◆ **Items from a data source**
==============================
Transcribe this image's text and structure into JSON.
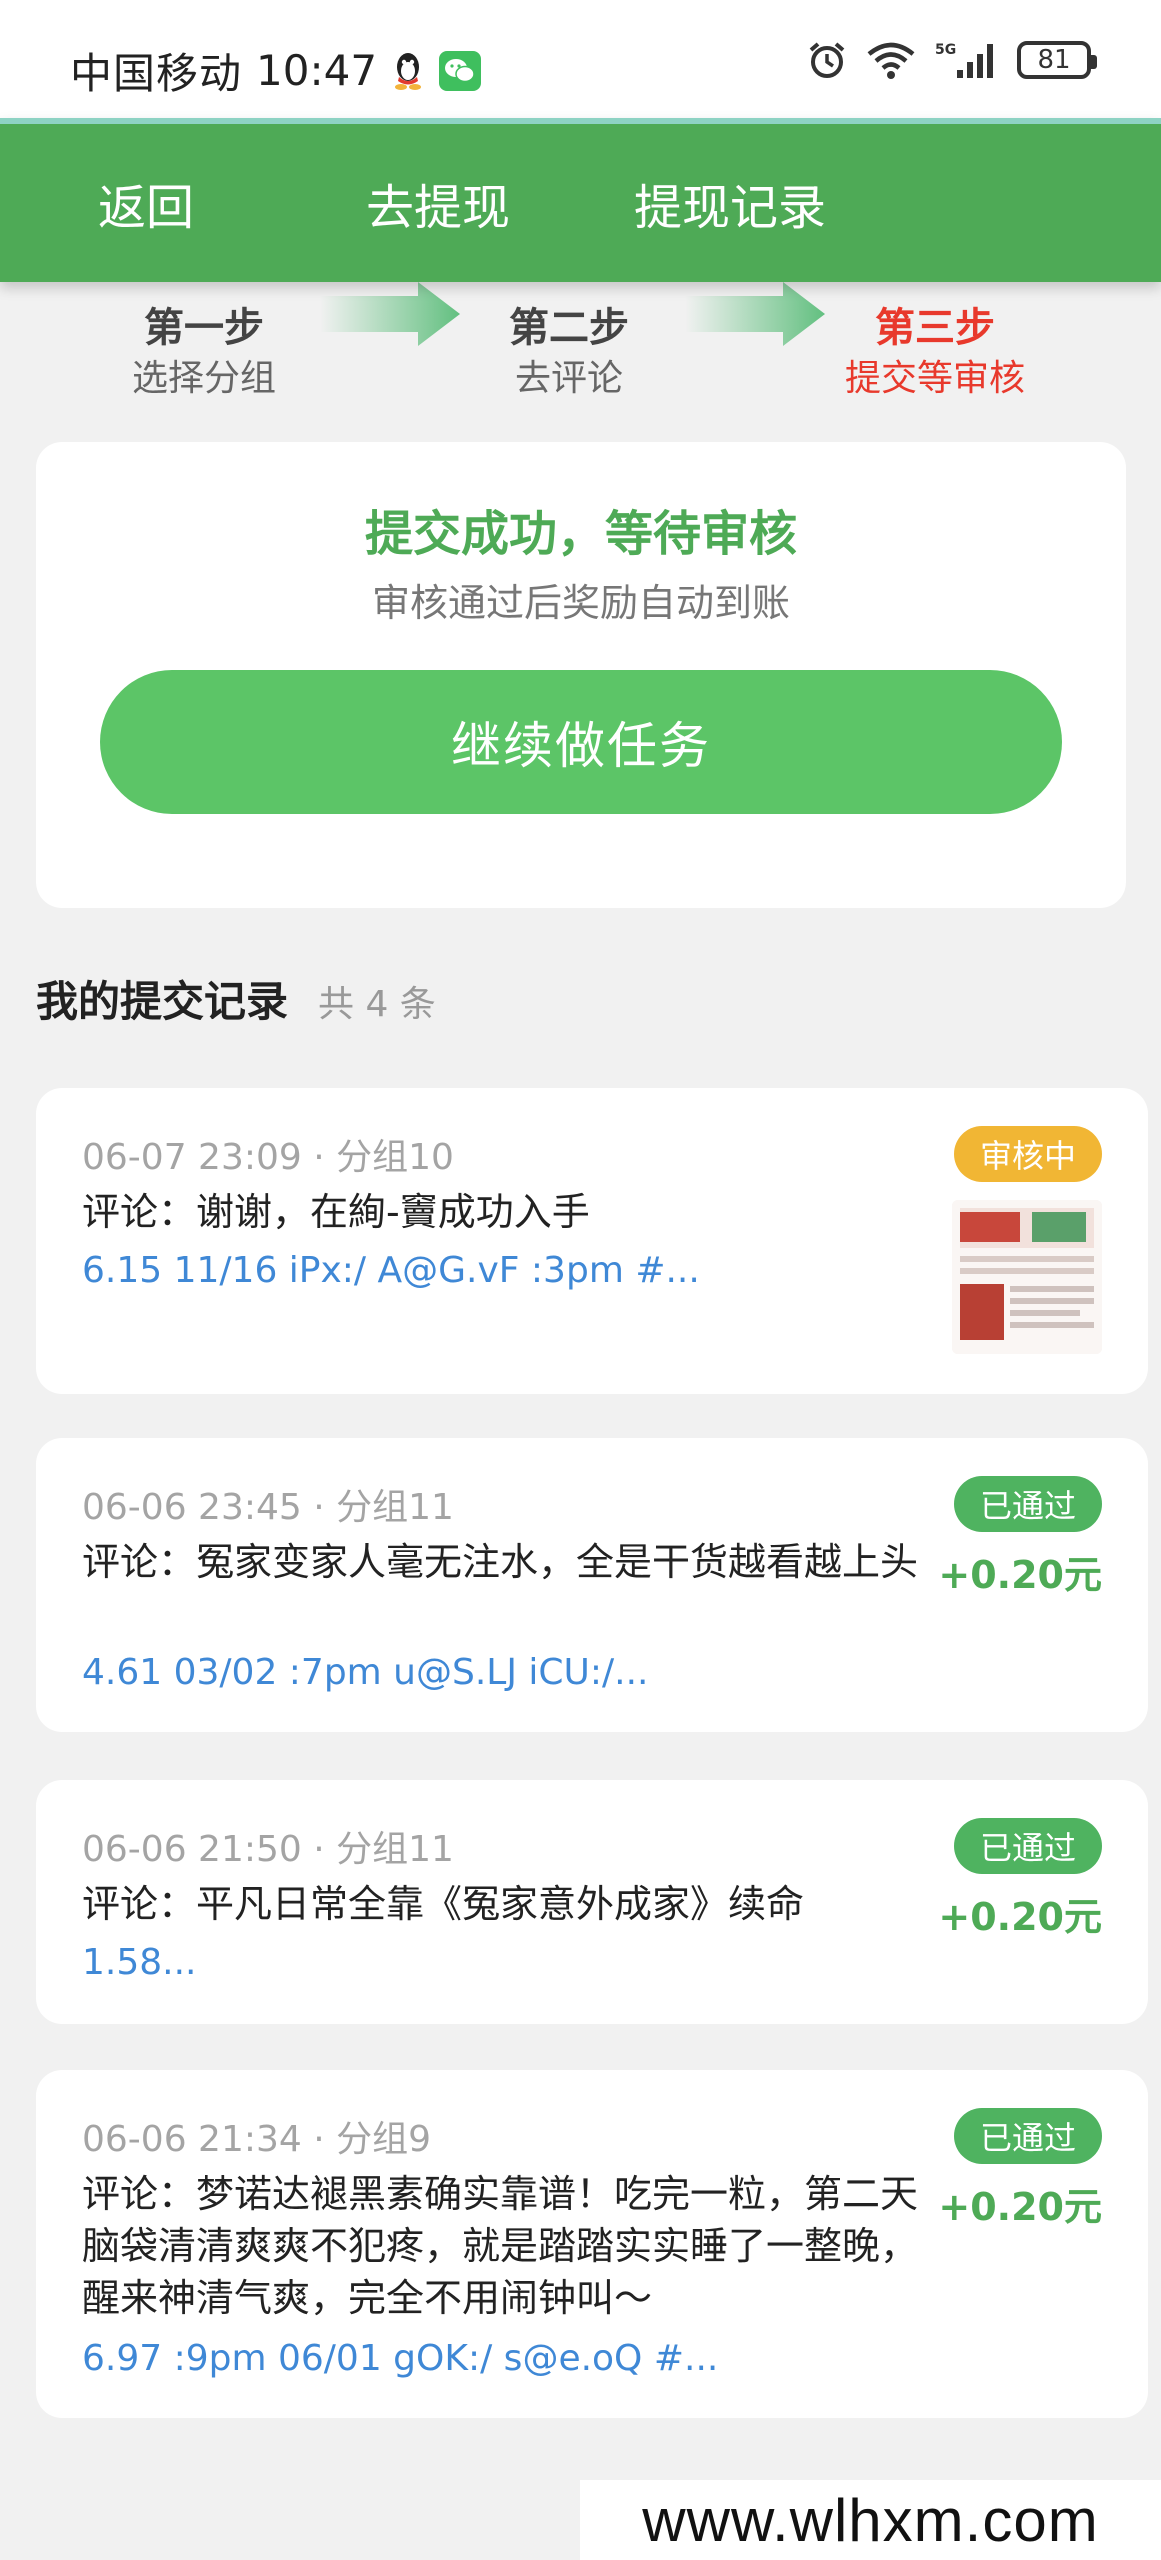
{
  "status_bar": {
    "carrier": "中国移动",
    "time": "10:47",
    "battery": "81",
    "network": "5G"
  },
  "nav": {
    "back": "返回",
    "withdraw": "去提现",
    "withdraw_records": "提现记录"
  },
  "steps": [
    {
      "title": "第一步",
      "sub": "选择分组",
      "active": false
    },
    {
      "title": "第二步",
      "sub": "去评论",
      "active": false
    },
    {
      "title": "第三步",
      "sub": "提交等审核",
      "active": true
    }
  ],
  "success": {
    "title": "提交成功，等待审核",
    "subtitle": "审核通过后奖励自动到账",
    "button": "继续做任务"
  },
  "records": {
    "title": "我的提交记录",
    "count": "共 4 条",
    "items": [
      {
        "meta": "06-07 23:09 · 分组10",
        "comment": "评论：谢谢，在絢-竇成功入手",
        "link": "6.15 11/16 iPx:/ A@G.vF :3pm #...",
        "status": "审核中",
        "reward": ""
      },
      {
        "meta": "06-06 23:45 · 分组11",
        "comment": "评论：冤家变家人毫无注水，全是干货越看越上头",
        "link": "4.61 03/02 :7pm u@S.LJ iCU:/...",
        "status": "已通过",
        "reward": "+0.20元"
      },
      {
        "meta": "06-06 21:50 · 分组11",
        "comment": "评论：平凡日常全靠《冤家意外成家》续命",
        "link": "1.58...",
        "status": "已通过",
        "reward": "+0.20元"
      },
      {
        "meta": "06-06 21:34 · 分组9",
        "comment": "评论：梦诺达褪黑素确实靠谱！吃完一粒，第二天脑袋清清爽爽不犯疼，就是踏踏实实睡了一整晚，醒来神清气爽，完全不用闹钟叫～",
        "link": "6.97 :9pm 06/01 gOK:/ s@e.oQ #...",
        "status": "已通过",
        "reward": "+0.20元"
      }
    ]
  },
  "watermark": "www.wlhxm.com",
  "colors": {
    "primary_green": "#4eaa56",
    "button_green": "#5cc567",
    "pending_orange": "#f1b634",
    "active_red": "#e8392c",
    "link_blue": "#3f88d6"
  }
}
==============================
Display every line of the listing that contains the string "meta".

        "meta": "06-07 23:09 · 分组10",
        "meta": "06-06 23:45 · 分组11",
        "meta": "06-06 21:50 · 分组11",
        "meta": "06-06 21:34 · 分组9",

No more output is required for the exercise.